#### [Exercise]
Any picture among the records should be left out, please; retype the rest exactly.
— start of Exercise inputs —
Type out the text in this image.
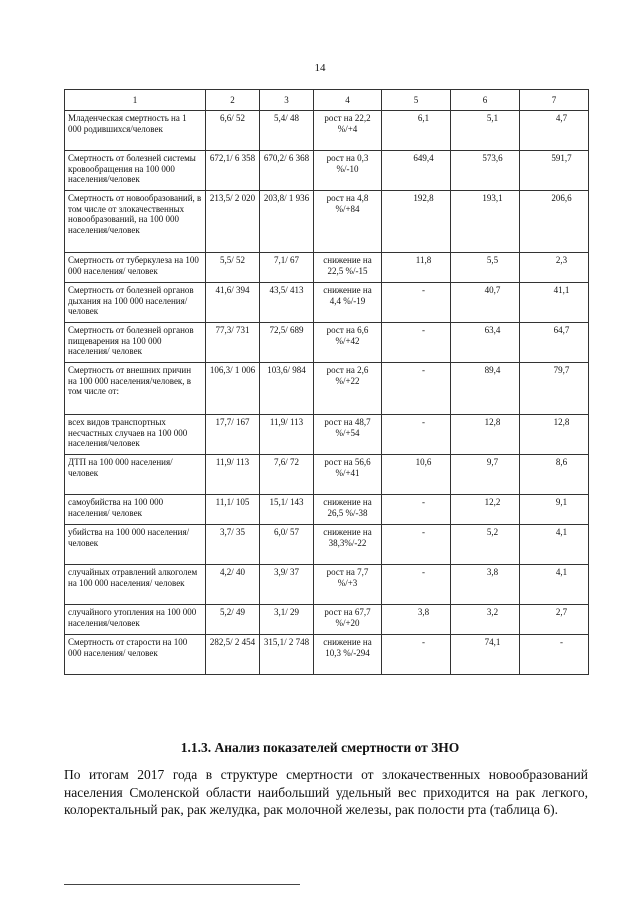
14
1	2	3	4	5	6	7
Младенческая смертность на 1 000 родившихся/человек	6,6/ 52	5,4/ 48	рост на 22,2 %/+4	6,1	5,1	4,7
Смертность от болезней системы кровообращения на 100 000 населения/человек	672,1/ 6 358	670,2/ 6 368	рост на 0,3 %/-10	649,4	573,6	591,7
Смертность от новообразований, в том числе от злокачественных новообразований, на 100 000 населения/человек	213,5/ 2 020	203,8/ 1 936	рост на 4,8 %/+84	192,8	193,1	206,6
Смертность от туберкулеза на 100 000 населения/ человек	5,5/ 52	7,1/ 67	снижение на 22,5 %/-15	11,8	5,5	2,3
Смертность от болезней органов дыхания на 100 000 населения/ человек	41,6/ 394	43,5/ 413	снижение на 4,4 %/-19	-	40,7	41,1
Смертность от болезней органов пищеварения на 100 000 населения/ человек	77,3/ 731	72,5/ 689	рост на 6,6 %/+42	-	63,4	64,7
Смертность от внешних причин на 100 000 населения/человек, в том числе от:	106,3/ 1 006	103,6/ 984	рост на 2,6 %/+22	-	89,4	79,7
всех видов транспортных несчастных случаев на 100 000 населения/человек	17,7/ 167	11,9/ 113	рост на 48,7 %/+54	-	12,8	12,8
ДТП на 100 000 населения/человек	11,9/ 113	7,6/ 72	рост на 56,6 %/+41	10,6	9,7	8,6
самоубийства на 100 000 населения/ человек	11,1/ 105	15,1/ 143	снижение на 26,5 %/-38	-	12,2	9,1
убийства на 100 000 населения/ человек	3,7/ 35	6,0/ 57	снижение на 38,3%/-22	-	5,2	4,1
случайных отравлений алкоголем на 100 000 населения/ человек	4,2/ 40	3,9/ 37	рост на 7,7 %/+3	-	3,8	4,1
случайного утопления на 100 000 населения/человек	5,2/ 49	3,1/ 29	рост на 67,7 %/+20	3,8	3,2	2,7
Смертность от старости на 100 000 населения/ человек	282,5/ 2 454	315,1/ 2 748	снижение на 10,3 %/-294	-	74,1	-
1.1.3. Анализ показателей смертности от ЗНО
По итогам 2017 года в структуре смертности от злокачественных новообразований населения Смоленской области наибольший удельный вес приходится на рак легкого, колоректальный рак, рак желудка, рак молочной железы, рак полости рта (таблица 6).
— end of Exercise inputs —
#### [Exercise answer]
Type out the text in this image.
14
1	2	3	4	5	6	7
Младенческая смертность на 1 000 родившихся/человек	6,6/ 52	5,4/ 48	рост на 22,2 %/+4	6,1	5,1	4,7
Смертность от болезней системы кровообращения на 100 000 населения/человек	672,1/ 6 358	670,2/ 6 368	рост на 0,3 %/-10	649,4	573,6	591,7
Смертность от новообразований, в том числе от злокачественных новообразований, на 100 000 населения/человек	213,5/ 2 020	203,8/ 1 936	рост на 4,8 %/+84	192,8	193,1	206,6
Смертность от туберкулеза на 100 000 населения/ человек	5,5/ 52	7,1/ 67	снижение на 22,5 %/-15	11,8	5,5	2,3
Смертность от болезней органов дыхания на 100 000 населения/ человек	41,6/ 394	43,5/ 413	снижение на 4,4 %/-19	-	40,7	41,1
Смертность от болезней органов пищеварения на 100 000 населения/ человек	77,3/ 731	72,5/ 689	рост на 6,6 %/+42	-	63,4	64,7
Смертность от внешних причин на 100 000 населения/человек, в том числе от:	106,3/ 1 006	103,6/ 984	рост на 2,6 %/+22	-	89,4	79,7
всех видов транспортных несчастных случаев на 100 000 населения/человек	17,7/ 167	11,9/ 113	рост на 48,7 %/+54	-	12,8	12,8
ДТП на 100 000 населения/человек	11,9/ 113	7,6/ 72	рост на 56,6 %/+41	10,6	9,7	8,6
самоубийства на 100 000 населения/ человек	11,1/ 105	15,1/ 143	снижение на 26,5 %/-38	-	12,2	9,1
убийства на 100 000 населения/ человек	3,7/ 35	6,0/ 57	снижение на 38,3%/-22	-	5,2	4,1
случайных отравлений алкоголем на 100 000 населения/ человек	4,2/ 40	3,9/ 37	рост на 7,7 %/+3	-	3,8	4,1
случайного утопления на 100 000 населения/человек	5,2/ 49	3,1/ 29	рост на 67,7 %/+20	3,8	3,2	2,7
Смертность от старости на 100 000 населения/ человек	282,5/ 2 454	315,1/ 2 748	снижение на 10,3 %/-294	-	74,1	-
1.1.3. Анализ показателей смертности от ЗНО
По итогам 2017 года в структуре смертности от злокачественных новообразований населения Смоленской области наибольший удельный вес приходится на рак легкого, колоректальный рак, рак желудка, рак молочной железы, рак полости рта (таблица 6).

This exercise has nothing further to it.